**Consigne:**
Recopiez à l'identique, s'il vous plaît, le passage du texte ci-dessous sur l'Europe et le numérique, en commençant aux mots « Dans leur affrontement » et en vous arrêtant après « d’un réel savoir-faire. ».

UNE EUROPE À LA CROISÉE DES CHEMINS

Dans leur affrontement pour le leadership mondial, Chine et États-Unis ont compris l’importance capitale de la révolution technologique en cours. Les deux géants s’opposent à travers deux visions du numérique et essayent de rallier à leurs côtés le plus de pays possible. De son côté, l’Europe est à la croisée des chemins. Etant un agglomérat de puissances ayant longtemps imposé leur rythme à une grande partie de la planète, l’Union européenne aurait pu et dû donner un nouveau souffle au Vieux Continent pour exister face aux nations émergentes, notamment sur les sujets technologiques, où elle dispose d’un réel savoir-faire.

Malheureusement, sur les enjeux relatifs à la souveraineté numérique, l’UE est totalement absente, la France au premier chef. À titre d’exemple, 80% des entreprises cotées au CAC40 ont leur cloud chez Amazon et sont donc sous le coup du Cloud Act américain, qui contraint les fournisseurs de services à transmettre les données demandées. Alors que la gestion des données et leur propriété sont un élément structurant de la guerre froide qui tait son nom entre les Etats-Unis de Donald Trump et la Chine de Xi Jinping, la passivité et la naïveté de l’Europe interrogent.

**Données enregistrées:**
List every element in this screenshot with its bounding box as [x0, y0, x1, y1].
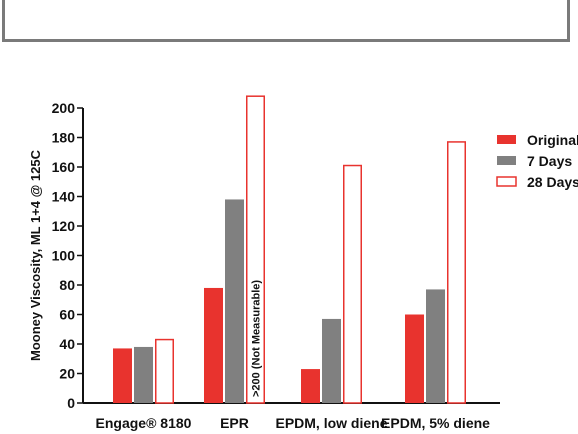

**Réponse:**
Dans leur affrontement pour le leadership mondial, Chine et États-Unis ont compris l’importance capitale de la révolution technologique en cours. Les deux géants s’opposent à travers deux visions du numérique et essayent de rallier à leurs côtés le plus de pays possible. De son côté, l’Europe est à la croisée des chemins. Etant un agglomérat de puissances ayant longtemps imposé leur rythme à une grande partie de la planète, l’Union européenne aurait pu et dû donner un nouveau souffle au Vieux Continent pour exister face aux nations émergentes, notamment sur les sujets technologiques, où elle dispose d’un réel savoir-faire.